> _Task description_
Copy the records below exactly, leaving out any pictures.

(Saved entries)
[Begin]

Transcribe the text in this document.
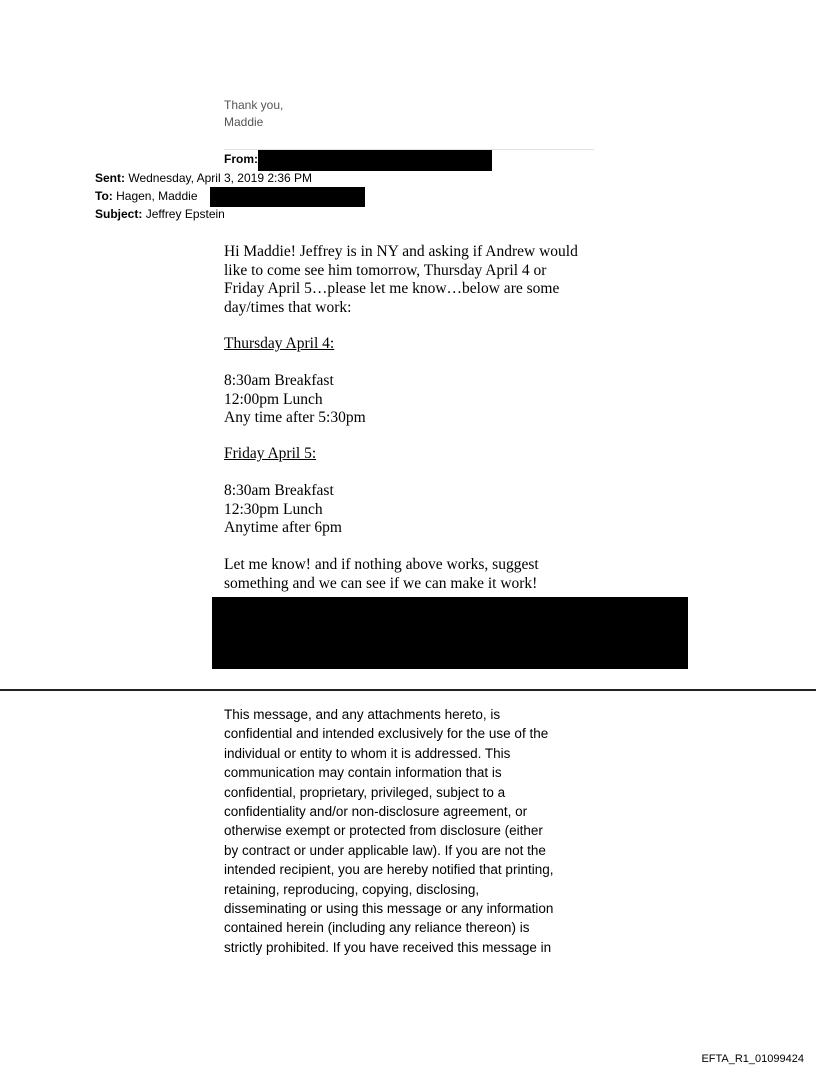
Thank you,
Maddie
From:
Sent: Wednesday, April 3, 2019 2:36 PM
To: Hagen, Maddie
Subject: Jeffrey Epstein
Hi Maddie! Jeffrey is in NY and asking if Andrew would
like to come see him tomorrow, Thursday April 4 or
Friday April 5…please let me know…below are some
day/times that work:
Thursday April 4:
8:30am Breakfast
12:00pm Lunch
Any time after 5:30pm
Friday April 5:
8:30am Breakfast
12:30pm Lunch
Anytime after 6pm
Let me know! and if nothing above works, suggest
something and we can see if we can make it work!
This message, and any attachments hereto, is
confidential and intended exclusively for the use of the
individual or entity to whom it is addressed. This
communication may contain information that is
confidential, proprietary, privileged, subject to a
confidentiality and/or non-disclosure agreement, or
otherwise exempt or protected from disclosure (either
by contract or under applicable law). If you are not the
intended recipient, you are hereby notified that printing,
retaining, reproducing, copying, disclosing,
disseminating or using this message or any information
contained herein (including any reliance thereon) is
strictly prohibited. If you have received this message in
EFTA_R1_01099424
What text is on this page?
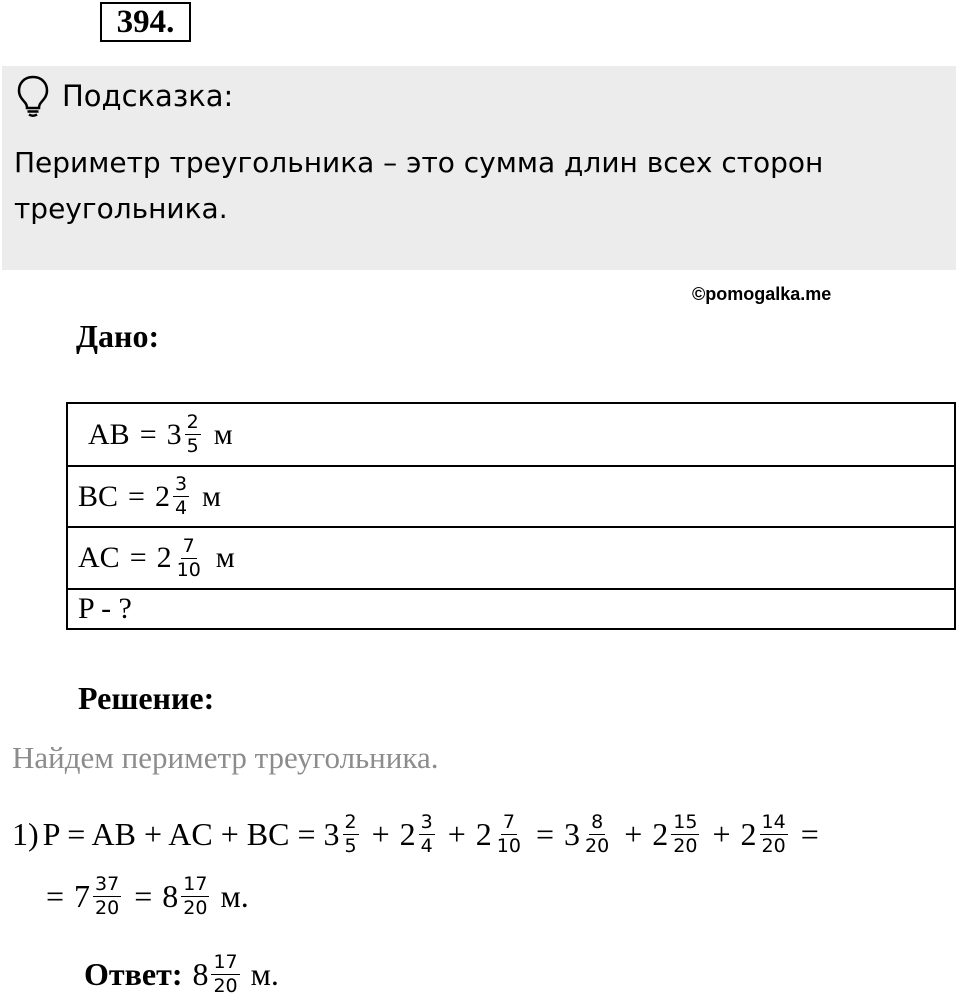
394.
Подсказка:
Периметр треугольника – это сумма длин всех сторон треугольника.
©pomogalka.me
Дано:
AB = $3 \frac{2}{5}$ м

BC = $2 \frac{3}{4}$ м

AC = $2 \frac{7}{10}$ м

P - ?
Решение:
Найдем периметр треугольника.
1) P = AB + AC + BC = $3 \frac{2}{5} + 2 \frac{3}{4} + 2 \frac{7}{10} = 3 \frac{8}{20} + 2 \frac{15}{20} + 2 \frac{14}{20}$ =
= $7 \frac{37}{20} = 8 \frac{17}{20} м$.
Ответ: $8 \frac{17}{20} м$.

[End]

> _The response_
Transcribe the text in this document.
Thank you,
Maddie
From:
Sent: Wednesday, April 3, 2019 2:36 PM
To: Hagen, Maddie
Subject: Jeffrey Epstein
Hi Maddie! Jeffrey is in NY and asking if Andrew would
like to come see him tomorrow, Thursday April 4 or
Friday April 5…please let me know…below are some
day/times that work:
Thursday April 4:
8:30am Breakfast
12:00pm Lunch
Any time after 5:30pm
Friday April 5:
8:30am Breakfast
12:30pm Lunch
Anytime after 6pm
Let me know! and if nothing above works, suggest
something and we can see if we can make it work!
This message, and any attachments hereto, is
confidential and intended exclusively for the use of the
individual or entity to whom it is addressed. This
communication may contain information that is
confidential, proprietary, privileged, subject to a
confidentiality and/or non-disclosure agreement, or
otherwise exempt or protected from disclosure (either
by contract or under applicable law). If you are not the
intended recipient, you are hereby notified that printing,
retaining, reproducing, copying, disclosing,
disseminating or using this message or any information
contained herein (including any reliance thereon) is
strictly prohibited. If you have received this message in
EFTA_R1_01099424
What text is on this page?
394.
Подсказка:
Периметр треугольника – это сумма длин всех сторон треугольника.
©pomogalka.me
Дано:
AB = $3 \frac{2}{5}$ м

BC = $2 \frac{3}{4}$ м

AC = $2 \frac{7}{10}$ м

P - ?
Решение:
Найдем периметр треугольника.
1) P = AB + AC + BC = $3 \frac{2}{5} + 2 \frac{3}{4} + 2 \frac{7}{10} = 3 \frac{8}{20} + 2 \frac{15}{20} + 2 \frac{14}{20}$ =
= $7 \frac{37}{20} = 8 \frac{17}{20} м$.
Ответ: $8 \frac{17}{20} м$.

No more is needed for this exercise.